**The task**
Reproduce all of the material word for word.

++++ Data provided ++++

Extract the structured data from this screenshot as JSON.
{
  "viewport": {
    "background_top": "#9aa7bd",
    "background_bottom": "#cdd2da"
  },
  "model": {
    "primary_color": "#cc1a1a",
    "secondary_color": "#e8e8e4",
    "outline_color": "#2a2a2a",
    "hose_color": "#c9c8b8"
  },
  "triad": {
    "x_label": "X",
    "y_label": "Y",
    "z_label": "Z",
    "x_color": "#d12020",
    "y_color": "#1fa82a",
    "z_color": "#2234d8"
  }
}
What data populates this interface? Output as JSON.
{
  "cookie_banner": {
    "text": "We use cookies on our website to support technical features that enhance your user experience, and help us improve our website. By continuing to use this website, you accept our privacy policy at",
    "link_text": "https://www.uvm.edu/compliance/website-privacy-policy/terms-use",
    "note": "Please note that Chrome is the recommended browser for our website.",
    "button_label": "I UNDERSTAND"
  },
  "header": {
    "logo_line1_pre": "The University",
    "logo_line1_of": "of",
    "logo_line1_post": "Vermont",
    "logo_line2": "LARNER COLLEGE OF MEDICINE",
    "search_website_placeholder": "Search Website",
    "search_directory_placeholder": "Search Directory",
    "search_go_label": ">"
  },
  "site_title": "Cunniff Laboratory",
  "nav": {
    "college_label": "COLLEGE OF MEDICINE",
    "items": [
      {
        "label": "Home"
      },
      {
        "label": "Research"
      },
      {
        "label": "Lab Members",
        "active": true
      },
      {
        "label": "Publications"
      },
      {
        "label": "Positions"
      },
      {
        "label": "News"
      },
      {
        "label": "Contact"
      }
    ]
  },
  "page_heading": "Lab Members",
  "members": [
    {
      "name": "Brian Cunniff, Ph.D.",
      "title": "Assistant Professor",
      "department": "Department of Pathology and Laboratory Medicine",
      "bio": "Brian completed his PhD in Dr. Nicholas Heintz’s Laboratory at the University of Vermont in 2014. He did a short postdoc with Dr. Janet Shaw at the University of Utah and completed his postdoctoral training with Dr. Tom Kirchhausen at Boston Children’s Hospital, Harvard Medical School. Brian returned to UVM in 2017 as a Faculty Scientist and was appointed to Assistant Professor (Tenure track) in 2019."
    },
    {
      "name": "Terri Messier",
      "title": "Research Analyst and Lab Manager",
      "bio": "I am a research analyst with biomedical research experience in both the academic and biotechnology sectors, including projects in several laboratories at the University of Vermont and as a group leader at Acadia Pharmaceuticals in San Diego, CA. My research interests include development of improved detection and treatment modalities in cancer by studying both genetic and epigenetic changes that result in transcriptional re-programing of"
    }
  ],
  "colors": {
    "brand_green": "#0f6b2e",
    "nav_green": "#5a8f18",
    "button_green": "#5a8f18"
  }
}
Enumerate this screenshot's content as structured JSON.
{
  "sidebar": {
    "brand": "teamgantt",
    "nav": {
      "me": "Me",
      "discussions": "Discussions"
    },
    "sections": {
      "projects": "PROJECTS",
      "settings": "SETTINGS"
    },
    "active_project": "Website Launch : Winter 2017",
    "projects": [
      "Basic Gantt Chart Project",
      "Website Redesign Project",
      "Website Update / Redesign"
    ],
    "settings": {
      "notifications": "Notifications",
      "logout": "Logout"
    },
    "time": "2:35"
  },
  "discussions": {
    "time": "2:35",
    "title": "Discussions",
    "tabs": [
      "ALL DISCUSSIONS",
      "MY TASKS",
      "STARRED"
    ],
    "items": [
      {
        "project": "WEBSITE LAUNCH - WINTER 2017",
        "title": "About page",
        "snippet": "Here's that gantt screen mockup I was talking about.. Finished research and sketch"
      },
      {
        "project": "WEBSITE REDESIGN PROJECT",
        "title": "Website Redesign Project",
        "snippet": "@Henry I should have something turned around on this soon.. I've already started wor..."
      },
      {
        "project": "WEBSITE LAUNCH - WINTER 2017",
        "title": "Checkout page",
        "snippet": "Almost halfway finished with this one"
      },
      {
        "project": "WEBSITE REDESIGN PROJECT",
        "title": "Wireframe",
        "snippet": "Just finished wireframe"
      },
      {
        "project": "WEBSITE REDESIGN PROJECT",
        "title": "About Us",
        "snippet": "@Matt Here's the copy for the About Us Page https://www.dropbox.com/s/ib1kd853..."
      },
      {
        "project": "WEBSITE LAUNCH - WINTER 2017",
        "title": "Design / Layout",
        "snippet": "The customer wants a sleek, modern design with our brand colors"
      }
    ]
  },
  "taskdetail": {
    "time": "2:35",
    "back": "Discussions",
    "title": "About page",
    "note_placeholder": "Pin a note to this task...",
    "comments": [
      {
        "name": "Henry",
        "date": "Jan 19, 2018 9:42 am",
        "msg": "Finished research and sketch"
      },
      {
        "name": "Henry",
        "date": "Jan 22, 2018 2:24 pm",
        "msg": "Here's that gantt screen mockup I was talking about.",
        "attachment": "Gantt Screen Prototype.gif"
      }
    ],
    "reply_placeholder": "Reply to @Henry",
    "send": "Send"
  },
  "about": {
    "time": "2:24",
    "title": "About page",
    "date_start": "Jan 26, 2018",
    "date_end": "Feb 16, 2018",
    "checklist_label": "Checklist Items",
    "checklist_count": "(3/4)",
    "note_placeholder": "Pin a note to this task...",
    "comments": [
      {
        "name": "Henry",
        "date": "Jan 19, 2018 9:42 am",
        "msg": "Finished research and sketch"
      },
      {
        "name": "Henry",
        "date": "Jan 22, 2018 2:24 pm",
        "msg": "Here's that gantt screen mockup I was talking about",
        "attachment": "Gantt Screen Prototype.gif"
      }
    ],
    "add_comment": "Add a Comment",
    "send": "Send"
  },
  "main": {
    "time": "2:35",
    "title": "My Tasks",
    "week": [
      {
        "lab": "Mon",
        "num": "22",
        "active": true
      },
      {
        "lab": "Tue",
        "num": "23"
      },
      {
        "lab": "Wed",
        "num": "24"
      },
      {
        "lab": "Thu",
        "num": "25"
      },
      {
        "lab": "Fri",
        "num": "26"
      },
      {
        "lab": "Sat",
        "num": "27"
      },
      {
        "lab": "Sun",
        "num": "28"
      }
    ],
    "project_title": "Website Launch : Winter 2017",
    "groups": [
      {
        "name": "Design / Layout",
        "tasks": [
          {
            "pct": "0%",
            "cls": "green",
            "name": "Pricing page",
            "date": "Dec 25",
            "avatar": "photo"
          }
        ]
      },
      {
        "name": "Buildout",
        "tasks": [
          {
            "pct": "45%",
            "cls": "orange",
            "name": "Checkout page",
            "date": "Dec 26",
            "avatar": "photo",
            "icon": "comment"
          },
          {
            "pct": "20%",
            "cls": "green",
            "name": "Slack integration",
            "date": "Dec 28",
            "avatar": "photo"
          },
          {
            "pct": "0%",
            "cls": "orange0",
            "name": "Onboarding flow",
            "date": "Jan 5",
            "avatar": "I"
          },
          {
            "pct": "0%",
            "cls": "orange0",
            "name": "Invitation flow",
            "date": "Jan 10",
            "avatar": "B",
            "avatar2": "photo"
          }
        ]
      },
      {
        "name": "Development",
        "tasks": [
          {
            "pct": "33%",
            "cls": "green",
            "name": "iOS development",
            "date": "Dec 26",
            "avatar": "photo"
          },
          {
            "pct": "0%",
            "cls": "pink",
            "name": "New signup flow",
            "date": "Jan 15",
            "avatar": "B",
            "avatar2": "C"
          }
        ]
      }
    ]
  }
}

++++

**Task result**
Extract the structured data from this screenshot as JSON.
{
  "viewport": {
    "background_top": "#9aa7bd",
    "background_bottom": "#cdd2da"
  },
  "model": {
    "primary_color": "#cc1a1a",
    "secondary_color": "#e8e8e4",
    "outline_color": "#2a2a2a",
    "hose_color": "#c9c8b8"
  },
  "triad": {
    "x_label": "X",
    "y_label": "Y",
    "z_label": "Z",
    "x_color": "#d12020",
    "y_color": "#1fa82a",
    "z_color": "#2234d8"
  }
}
What data populates this interface? Output as JSON.
{
  "cookie_banner": {
    "text": "We use cookies on our website to support technical features that enhance your user experience, and help us improve our website. By continuing to use this website, you accept our privacy policy at",
    "link_text": "https://www.uvm.edu/compliance/website-privacy-policy/terms-use",
    "note": "Please note that Chrome is the recommended browser for our website.",
    "button_label": "I UNDERSTAND"
  },
  "header": {
    "logo_line1_pre": "The University",
    "logo_line1_of": "of",
    "logo_line1_post": "Vermont",
    "logo_line2": "LARNER COLLEGE OF MEDICINE",
    "search_website_placeholder": "Search Website",
    "search_directory_placeholder": "Search Directory",
    "search_go_label": ">"
  },
  "site_title": "Cunniff Laboratory",
  "nav": {
    "college_label": "COLLEGE OF MEDICINE",
    "items": [
      {
        "label": "Home"
      },
      {
        "label": "Research"
      },
      {
        "label": "Lab Members",
        "active": true
      },
      {
        "label": "Publications"
      },
      {
        "label": "Positions"
      },
      {
        "label": "News"
      },
      {
        "label": "Contact"
      }
    ]
  },
  "page_heading": "Lab Members",
  "members": [
    {
      "name": "Brian Cunniff, Ph.D.",
      "title": "Assistant Professor",
      "department": "Department of Pathology and Laboratory Medicine",
      "bio": "Brian completed his PhD in Dr. Nicholas Heintz’s Laboratory at the University of Vermont in 2014. He did a short postdoc with Dr. Janet Shaw at the University of Utah and completed his postdoctoral training with Dr. Tom Kirchhausen at Boston Children’s Hospital, Harvard Medical School. Brian returned to UVM in 2017 as a Faculty Scientist and was appointed to Assistant Professor (Tenure track) in 2019."
    },
    {
      "name": "Terri Messier",
      "title": "Research Analyst and Lab Manager",
      "bio": "I am a research analyst with biomedical research experience in both the academic and biotechnology sectors, including projects in several laboratories at the University of Vermont and as a group leader at Acadia Pharmaceuticals in San Diego, CA. My research interests include development of improved detection and treatment modalities in cancer by studying both genetic and epigenetic changes that result in transcriptional re-programing of"
    }
  ],
  "colors": {
    "brand_green": "#0f6b2e",
    "nav_green": "#5a8f18",
    "button_green": "#5a8f18"
  }
}
Enumerate this screenshot's content as structured JSON.
{
  "sidebar": {
    "brand": "teamgantt",
    "nav": {
      "me": "Me",
      "discussions": "Discussions"
    },
    "sections": {
      "projects": "PROJECTS",
      "settings": "SETTINGS"
    },
    "active_project": "Website Launch : Winter 2017",
    "projects": [
      "Basic Gantt Chart Project",
      "Website Redesign Project",
      "Website Update / Redesign"
    ],
    "settings": {
      "notifications": "Notifications",
      "logout": "Logout"
    },
    "time": "2:35"
  },
  "discussions": {
    "time": "2:35",
    "title": "Discussions",
    "tabs": [
      "ALL DISCUSSIONS",
      "MY TASKS",
      "STARRED"
    ],
    "items": [
      {
        "project": "WEBSITE LAUNCH - WINTER 2017",
        "title": "About page",
        "snippet": "Here's that gantt screen mockup I was talking about.. Finished research and sketch"
      },
      {
        "project": "WEBSITE REDESIGN PROJECT",
        "title": "Website Redesign Project",
        "snippet": "@Henry I should have something turned around on this soon.. I've already started wor..."
      },
      {
        "project": "WEBSITE LAUNCH - WINTER 2017",
        "title": "Checkout page",
        "snippet": "Almost halfway finished with this one"
      },
      {
        "project": "WEBSITE REDESIGN PROJECT",
        "title": "Wireframe",
        "snippet": "Just finished wireframe"
      },
      {
        "project": "WEBSITE REDESIGN PROJECT",
        "title": "About Us",
        "snippet": "@Matt Here's the copy for the About Us Page https://www.dropbox.com/s/ib1kd853..."
      },
      {
        "project": "WEBSITE LAUNCH - WINTER 2017",
        "title": "Design / Layout",
        "snippet": "The customer wants a sleek, modern design with our brand colors"
      }
    ]
  },
  "taskdetail": {
    "time": "2:35",
    "back": "Discussions",
    "title": "About page",
    "note_placeholder": "Pin a note to this task...",
    "comments": [
      {
        "name": "Henry",
        "date": "Jan 19, 2018 9:42 am",
        "msg": "Finished research and sketch"
      },
      {
        "name": "Henry",
        "date": "Jan 22, 2018 2:24 pm",
        "msg": "Here's that gantt screen mockup I was talking about.",
        "attachment": "Gantt Screen Prototype.gif"
      }
    ],
    "reply_placeholder": "Reply to @Henry",
    "send": "Send"
  },
  "about": {
    "time": "2:24",
    "title": "About page",
    "date_start": "Jan 26, 2018",
    "date_end": "Feb 16, 2018",
    "checklist_label": "Checklist Items",
    "checklist_count": "(3/4)",
    "note_placeholder": "Pin a note to this task...",
    "comments": [
      {
        "name": "Henry",
        "date": "Jan 19, 2018 9:42 am",
        "msg": "Finished research and sketch"
      },
      {
        "name": "Henry",
        "date": "Jan 22, 2018 2:24 pm",
        "msg": "Here's that gantt screen mockup I was talking about",
        "attachment": "Gantt Screen Prototype.gif"
      }
    ],
    "add_comment": "Add a Comment",
    "send": "Send"
  },
  "main": {
    "time": "2:35",
    "title": "My Tasks",
    "week": [
      {
        "lab": "Mon",
        "num": "22",
        "active": true
      },
      {
        "lab": "Tue",
        "num": "23"
      },
      {
        "lab": "Wed",
        "num": "24"
      },
      {
        "lab": "Thu",
        "num": "25"
      },
      {
        "lab": "Fri",
        "num": "26"
      },
      {
        "lab": "Sat",
        "num": "27"
      },
      {
        "lab": "Sun",
        "num": "28"
      }
    ],
    "project_title": "Website Launch : Winter 2017",
    "groups": [
      {
        "name": "Design / Layout",
        "tasks": [
          {
            "pct": "0%",
            "cls": "green",
            "name": "Pricing page",
            "date": "Dec 25",
            "avatar": "photo"
          }
        ]
      },
      {
        "name": "Buildout",
        "tasks": [
          {
            "pct": "45%",
            "cls": "orange",
            "name": "Checkout page",
            "date": "Dec 26",
            "avatar": "photo",
            "icon": "comment"
          },
          {
            "pct": "20%",
            "cls": "green",
            "name": "Slack integration",
            "date": "Dec 28",
            "avatar": "photo"
          },
          {
            "pct": "0%",
            "cls": "orange0",
            "name": "Onboarding flow",
            "date": "Jan 5",
            "avatar": "I"
          },
          {
            "pct": "0%",
            "cls": "orange0",
            "name": "Invitation flow",
            "date": "Jan 10",
            "avatar": "B",
            "avatar2": "photo"
          }
        ]
      },
      {
        "name": "Development",
        "tasks": [
          {
            "pct": "33%",
            "cls": "green",
            "name": "iOS development",
            "date": "Dec 26",
            "avatar": "photo"
          },
          {
            "pct": "0%",
            "cls": "pink",
            "name": "New signup flow",
            "date": "Jan 15",
            "avatar": "B",
            "avatar2": "C"
          }
        ]
      }
    ]
  }
}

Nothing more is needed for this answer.